▼
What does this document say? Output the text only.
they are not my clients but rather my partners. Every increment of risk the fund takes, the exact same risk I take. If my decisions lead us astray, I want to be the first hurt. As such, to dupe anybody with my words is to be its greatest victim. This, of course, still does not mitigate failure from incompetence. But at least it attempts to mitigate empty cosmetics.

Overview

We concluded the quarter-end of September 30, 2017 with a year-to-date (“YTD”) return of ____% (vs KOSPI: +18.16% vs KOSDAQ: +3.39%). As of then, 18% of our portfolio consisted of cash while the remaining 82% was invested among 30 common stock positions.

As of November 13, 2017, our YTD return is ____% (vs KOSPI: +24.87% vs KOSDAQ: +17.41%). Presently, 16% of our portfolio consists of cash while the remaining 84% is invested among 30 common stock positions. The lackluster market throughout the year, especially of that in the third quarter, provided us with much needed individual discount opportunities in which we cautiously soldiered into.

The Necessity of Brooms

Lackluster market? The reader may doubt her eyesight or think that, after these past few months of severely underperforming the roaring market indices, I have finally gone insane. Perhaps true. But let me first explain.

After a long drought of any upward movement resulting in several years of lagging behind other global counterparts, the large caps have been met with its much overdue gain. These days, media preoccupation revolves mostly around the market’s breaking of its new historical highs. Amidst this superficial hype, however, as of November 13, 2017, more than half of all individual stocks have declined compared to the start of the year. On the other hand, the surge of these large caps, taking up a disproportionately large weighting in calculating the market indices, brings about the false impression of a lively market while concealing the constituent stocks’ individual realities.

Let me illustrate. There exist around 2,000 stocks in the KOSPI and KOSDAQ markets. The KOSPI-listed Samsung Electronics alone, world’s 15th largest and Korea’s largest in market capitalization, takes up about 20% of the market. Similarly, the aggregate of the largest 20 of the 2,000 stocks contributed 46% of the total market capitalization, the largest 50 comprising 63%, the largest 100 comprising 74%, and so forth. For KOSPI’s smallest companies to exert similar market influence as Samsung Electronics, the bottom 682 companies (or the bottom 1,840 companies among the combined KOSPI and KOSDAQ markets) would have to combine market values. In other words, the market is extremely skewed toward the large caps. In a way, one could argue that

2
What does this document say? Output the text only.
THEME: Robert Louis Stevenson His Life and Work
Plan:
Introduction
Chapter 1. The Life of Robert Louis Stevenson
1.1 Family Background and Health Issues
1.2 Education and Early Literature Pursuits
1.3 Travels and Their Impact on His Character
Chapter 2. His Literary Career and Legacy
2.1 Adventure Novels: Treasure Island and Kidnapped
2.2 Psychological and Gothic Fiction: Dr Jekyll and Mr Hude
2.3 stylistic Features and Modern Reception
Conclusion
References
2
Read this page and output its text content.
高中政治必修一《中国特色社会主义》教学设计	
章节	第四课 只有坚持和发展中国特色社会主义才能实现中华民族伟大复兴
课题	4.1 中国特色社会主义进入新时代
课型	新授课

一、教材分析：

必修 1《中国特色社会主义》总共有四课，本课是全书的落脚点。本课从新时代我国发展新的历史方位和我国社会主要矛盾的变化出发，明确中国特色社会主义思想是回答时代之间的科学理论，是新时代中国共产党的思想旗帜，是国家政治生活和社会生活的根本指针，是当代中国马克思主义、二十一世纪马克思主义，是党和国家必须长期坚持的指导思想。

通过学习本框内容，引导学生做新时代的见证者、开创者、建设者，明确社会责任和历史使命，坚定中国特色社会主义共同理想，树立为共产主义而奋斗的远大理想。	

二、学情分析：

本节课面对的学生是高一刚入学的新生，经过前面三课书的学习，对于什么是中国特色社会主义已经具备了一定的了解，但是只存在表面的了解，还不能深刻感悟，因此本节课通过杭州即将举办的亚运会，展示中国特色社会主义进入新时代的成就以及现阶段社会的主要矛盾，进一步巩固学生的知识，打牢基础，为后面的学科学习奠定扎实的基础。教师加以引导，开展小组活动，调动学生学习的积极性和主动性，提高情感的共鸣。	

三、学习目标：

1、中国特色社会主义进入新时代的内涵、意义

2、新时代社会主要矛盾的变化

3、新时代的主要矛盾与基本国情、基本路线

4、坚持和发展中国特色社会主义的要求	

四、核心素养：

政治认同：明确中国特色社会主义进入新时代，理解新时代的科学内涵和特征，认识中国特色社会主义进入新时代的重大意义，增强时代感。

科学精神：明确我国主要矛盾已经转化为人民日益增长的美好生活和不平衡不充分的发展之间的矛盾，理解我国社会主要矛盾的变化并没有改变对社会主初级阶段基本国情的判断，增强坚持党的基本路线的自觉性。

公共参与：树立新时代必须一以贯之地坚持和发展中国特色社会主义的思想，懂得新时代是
▲
* EXERCISE *
Each line from the one with "Read this page and output its text content." through the last line of the records must be written out word for word. Include nothing else.

* SOLUTION *
Read this page and output its text content.
高中政治必修一《中国特色社会主义》教学设计	
章节	第四课 只有坚持和发展中国特色社会主义才能实现中华民族伟大复兴
课题	4.1 中国特色社会主义进入新时代
课型	新授课

一、教材分析：

必修 1《中国特色社会主义》总共有四课，本课是全书的落脚点。本课从新时代我国发展新的历史方位和我国社会主要矛盾的变化出发，明确中国特色社会主义思想是回答时代之间的科学理论，是新时代中国共产党的思想旗帜，是国家政治生活和社会生活的根本指针，是当代中国马克思主义、二十一世纪马克思主义，是党和国家必须长期坚持的指导思想。

通过学习本框内容，引导学生做新时代的见证者、开创者、建设者，明确社会责任和历史使命，坚定中国特色社会主义共同理想，树立为共产主义而奋斗的远大理想。	

二、学情分析：

本节课面对的学生是高一刚入学的新生，经过前面三课书的学习，对于什么是中国特色社会主义已经具备了一定的了解，但是只存在表面的了解，还不能深刻感悟，因此本节课通过杭州即将举办的亚运会，展示中国特色社会主义进入新时代的成就以及现阶段社会的主要矛盾，进一步巩固学生的知识，打牢基础，为后面的学科学习奠定扎实的基础。教师加以引导，开展小组活动，调动学生学习的积极性和主动性，提高情感的共鸣。	

三、学习目标：

1、中国特色社会主义进入新时代的内涵、意义

2、新时代社会主要矛盾的变化

3、新时代的主要矛盾与基本国情、基本路线

4、坚持和发展中国特色社会主义的要求	

四、核心素养：

政治认同：明确中国特色社会主义进入新时代，理解新时代的科学内涵和特征，认识中国特色社会主义进入新时代的重大意义，增强时代感。

科学精神：明确我国主要矛盾已经转化为人民日益增长的美好生活和不平衡不充分的发展之间的矛盾，理解我国社会主要矛盾的变化并没有改变对社会主初级阶段基本国情的判断，增强坚持党的基本路线的自觉性。

公共参与：树立新时代必须一以贯之地坚持和发展中国特色社会主义的思想，懂得新时代是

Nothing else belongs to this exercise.